> [Task goal] Carry on the essay about Paul Simon's album The Paul Simon Songbook, starting right after its final sentence, which ends with "indeed."

> [Text block]
=====
Time Capsule: Paul Simon, The Paul Simon Songbook
Every Saturday, Paste will be revisiting albums that came out before the magazine was founded in July 2002 and assessing its current cultural relevance. This week, we’re looking at Paul Simon’s proper debut album, which boasts a tracklist of songs that would live stronger lives elsewhere yet make for a vibrant, stripped-down introduction to one of the greatest songwriters of our time.
Photo by David Thorpe/ANL/Shutterstock
At 15, I started “dating” a cute girl who lived two towns over—which, when you don’t have a driver’s license, is practically like living on opposite coasts. All we did was text and send Snapchats to each other, fully embracing how the origins of social media were colliding with the onset of a new and hopeful and terrifying age of being terminally online. We were sketching our digital footprints in real time, drawing pictures of each other and flirting like such small gestures of affection would soon go extinct. She was my #wcw and I was her #mcm and, after getting my first iPhone, I spent a $20 iTunes gift card on my first album: The Paul Simon Songbook. I bought it because of “Kathy’s Song,” which the girl from two towns over and I had declared to be “our song”—which meant we’d send lyrics to each other almost daily, holding the words sacred like wedding vowels. But time back then, it moved like wildfire and, in the stroke of a month that felt like the flash of a day, she ghosted me and started dating my best friend—who was a year older than me and had his license and could mend the gap of distance without a hitch. “I stand alone without beliefs, the only truth I know is you” indeed.
=====
> [Supplied records]
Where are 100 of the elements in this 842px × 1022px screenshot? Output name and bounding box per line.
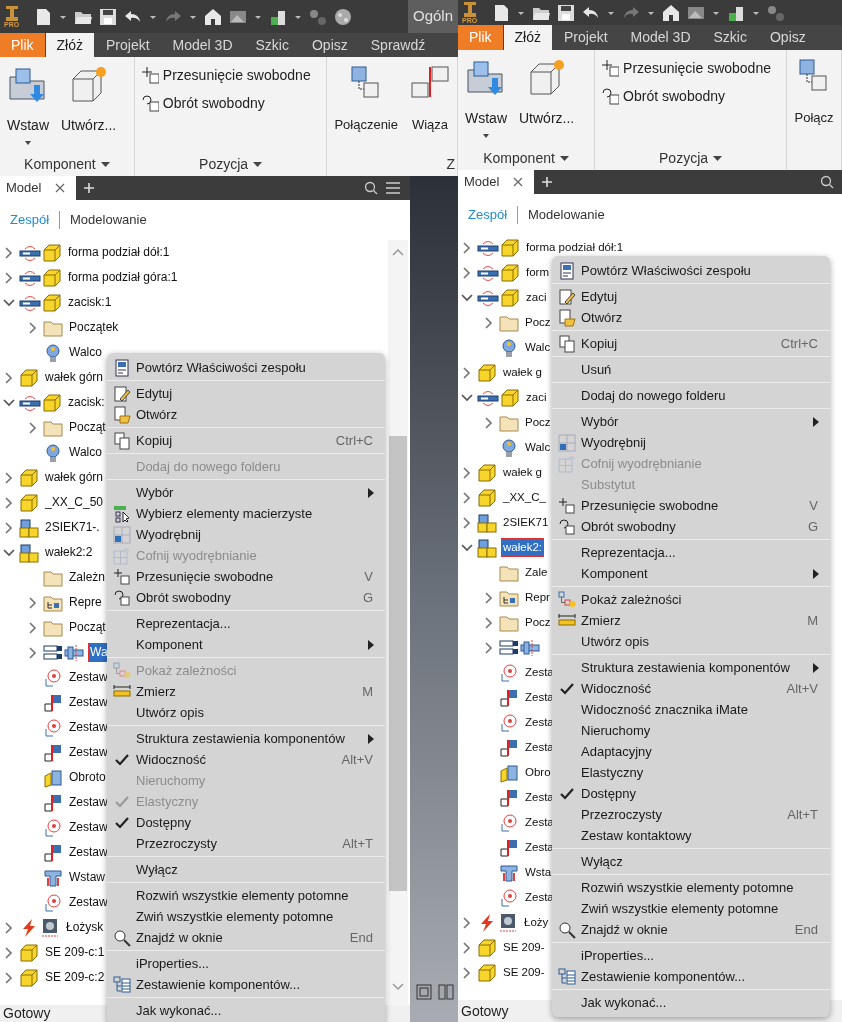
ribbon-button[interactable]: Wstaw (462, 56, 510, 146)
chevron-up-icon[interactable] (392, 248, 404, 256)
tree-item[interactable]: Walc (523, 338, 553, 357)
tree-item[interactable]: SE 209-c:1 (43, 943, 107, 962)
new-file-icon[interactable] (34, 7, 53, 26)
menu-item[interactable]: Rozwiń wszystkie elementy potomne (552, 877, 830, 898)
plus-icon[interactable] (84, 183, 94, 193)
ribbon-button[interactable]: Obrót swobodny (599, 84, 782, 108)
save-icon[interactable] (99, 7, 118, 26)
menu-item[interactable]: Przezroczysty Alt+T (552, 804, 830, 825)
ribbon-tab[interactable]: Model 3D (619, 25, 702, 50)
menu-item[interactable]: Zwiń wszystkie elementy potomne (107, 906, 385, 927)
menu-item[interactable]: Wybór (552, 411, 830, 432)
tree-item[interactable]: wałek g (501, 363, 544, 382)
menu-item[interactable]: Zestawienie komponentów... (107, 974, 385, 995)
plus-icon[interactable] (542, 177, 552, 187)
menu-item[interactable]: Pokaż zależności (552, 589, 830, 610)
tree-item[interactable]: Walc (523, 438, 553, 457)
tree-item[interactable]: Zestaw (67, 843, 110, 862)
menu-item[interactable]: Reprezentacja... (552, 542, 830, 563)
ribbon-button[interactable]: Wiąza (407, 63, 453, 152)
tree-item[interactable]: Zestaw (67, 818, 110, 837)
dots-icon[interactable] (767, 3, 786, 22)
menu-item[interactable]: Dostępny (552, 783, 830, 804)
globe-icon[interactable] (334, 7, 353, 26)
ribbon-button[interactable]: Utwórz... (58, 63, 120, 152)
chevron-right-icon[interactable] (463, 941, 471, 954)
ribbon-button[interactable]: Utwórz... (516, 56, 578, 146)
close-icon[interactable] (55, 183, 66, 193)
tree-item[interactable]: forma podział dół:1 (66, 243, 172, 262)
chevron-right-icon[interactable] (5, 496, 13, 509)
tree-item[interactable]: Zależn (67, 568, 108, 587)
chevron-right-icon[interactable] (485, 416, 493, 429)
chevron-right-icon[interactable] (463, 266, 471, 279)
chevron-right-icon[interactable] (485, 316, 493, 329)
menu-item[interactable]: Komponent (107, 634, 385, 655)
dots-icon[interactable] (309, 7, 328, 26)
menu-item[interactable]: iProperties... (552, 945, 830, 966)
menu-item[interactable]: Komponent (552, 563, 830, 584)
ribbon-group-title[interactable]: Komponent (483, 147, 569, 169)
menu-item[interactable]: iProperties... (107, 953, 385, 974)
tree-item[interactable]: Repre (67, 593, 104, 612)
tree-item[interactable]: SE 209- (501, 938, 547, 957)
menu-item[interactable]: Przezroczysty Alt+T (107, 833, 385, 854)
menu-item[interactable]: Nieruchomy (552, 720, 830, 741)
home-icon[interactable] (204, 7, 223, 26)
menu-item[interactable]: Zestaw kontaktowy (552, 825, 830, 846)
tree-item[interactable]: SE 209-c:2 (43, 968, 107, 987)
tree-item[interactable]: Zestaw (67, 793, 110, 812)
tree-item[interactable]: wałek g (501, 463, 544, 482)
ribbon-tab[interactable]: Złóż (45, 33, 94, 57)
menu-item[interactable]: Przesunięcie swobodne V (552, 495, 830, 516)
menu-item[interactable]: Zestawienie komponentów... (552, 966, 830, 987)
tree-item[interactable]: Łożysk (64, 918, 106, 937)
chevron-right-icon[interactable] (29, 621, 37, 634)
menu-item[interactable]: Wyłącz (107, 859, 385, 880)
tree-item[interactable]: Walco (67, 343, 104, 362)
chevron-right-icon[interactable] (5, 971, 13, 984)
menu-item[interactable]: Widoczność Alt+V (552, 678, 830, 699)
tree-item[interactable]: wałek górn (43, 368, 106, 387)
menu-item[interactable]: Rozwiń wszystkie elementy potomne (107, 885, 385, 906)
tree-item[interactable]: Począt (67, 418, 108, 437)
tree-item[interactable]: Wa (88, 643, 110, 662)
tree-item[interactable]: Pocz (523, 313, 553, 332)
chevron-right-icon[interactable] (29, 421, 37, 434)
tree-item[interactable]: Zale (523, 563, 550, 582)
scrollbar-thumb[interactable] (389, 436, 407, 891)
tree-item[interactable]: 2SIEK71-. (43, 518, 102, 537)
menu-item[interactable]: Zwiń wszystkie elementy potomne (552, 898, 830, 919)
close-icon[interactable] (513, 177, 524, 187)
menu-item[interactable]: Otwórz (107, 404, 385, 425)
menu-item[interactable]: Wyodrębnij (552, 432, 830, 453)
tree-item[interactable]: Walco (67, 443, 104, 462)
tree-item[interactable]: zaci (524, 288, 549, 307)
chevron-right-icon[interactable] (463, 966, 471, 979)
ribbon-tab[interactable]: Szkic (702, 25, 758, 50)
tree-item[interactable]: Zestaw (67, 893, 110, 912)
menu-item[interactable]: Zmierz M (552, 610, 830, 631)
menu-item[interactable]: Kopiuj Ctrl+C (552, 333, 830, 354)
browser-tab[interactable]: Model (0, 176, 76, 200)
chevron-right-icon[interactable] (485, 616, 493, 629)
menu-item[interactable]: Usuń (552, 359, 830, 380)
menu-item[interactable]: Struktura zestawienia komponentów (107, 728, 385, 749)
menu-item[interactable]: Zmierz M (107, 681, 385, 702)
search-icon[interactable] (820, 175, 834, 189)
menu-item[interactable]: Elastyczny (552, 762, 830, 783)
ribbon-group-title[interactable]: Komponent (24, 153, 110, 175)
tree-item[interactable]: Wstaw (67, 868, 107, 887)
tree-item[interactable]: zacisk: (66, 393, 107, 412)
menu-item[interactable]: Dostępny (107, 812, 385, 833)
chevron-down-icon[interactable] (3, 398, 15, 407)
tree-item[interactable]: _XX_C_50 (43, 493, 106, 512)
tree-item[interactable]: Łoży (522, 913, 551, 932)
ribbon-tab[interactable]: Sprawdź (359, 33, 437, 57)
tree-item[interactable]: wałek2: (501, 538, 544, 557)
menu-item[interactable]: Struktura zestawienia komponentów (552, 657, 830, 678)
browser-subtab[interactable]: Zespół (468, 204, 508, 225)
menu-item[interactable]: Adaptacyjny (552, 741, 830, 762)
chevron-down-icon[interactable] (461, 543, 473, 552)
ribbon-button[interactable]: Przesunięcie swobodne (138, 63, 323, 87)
=====
> [Response below]
Before I would watch The Graduate and make “plastics” my entire personality sometime in 2014, I found a softened palate of unproblematic folk music in The Paul Simon Songbook. Many of the 12 songs would end up on Simon & Garfunkel records eventually, but they were Paul Simon’s debut darlings first. Recorded and released in between the Simon & Garfunkel albums Wednesday Morning, 3 A.M. and Sounds of Silence, The Paul Simon Songbook was Simon’s attempt at recalibrating after the former sold poorly. He made the record at Levy’s on New Bond Street in London, having traveled to Europe frequently to perform at clubs around Paris, Copenhagen and Haarlem. The process of making Songbook was daunting, as he only had a single mic for his voice and guitar, often having to do multiple takes just to get one track right. Simon took two songs from Wednesday Morning, 3 A.M.—“The Sound of Silence” and “He Was My Brother”—and re-recorded them. It was a messy affair that, against all odds, ended with one of the most saccharine and under-loved folk records of its time.
While The Paul Simon Songbook came out in 1965, it was only initially released in the UK—and it didn’t see a US release until its inclusion in the Paul Simon: Collected Works box set in 1981. Even today, Songbook doesn’t carry the same strong foundation of listeners as Simon’s later work, like Still Crazy After All These Years or Graceland. This was Simon at his rawest, and his potential had not yet been properly discovered. “The Sound of Silence” had not yet become a quiet anthem of an entire generation, as Simon & Garfunkel were, simply, a duo once known as Tom & Jerry and rather unproven. They were not yet titans of the New York folk scene, and Paul Simon was certainly not lauded as one of the best penmans of his era. I am a sucker, though, for a charming introduction, and Songbook is that and more. Tapping into this rendition of “The Sound of Silence,” it’s easy to see that, if the dominos fell differently, Simon very well could have just been another folk singer lost to the sands of time oversaturated by Bob Dylan’s dominance—a realm of forgottenness populated by heads like Fred Neil, Dave Van Ronk, Patrick Sky and Carolyn Hester.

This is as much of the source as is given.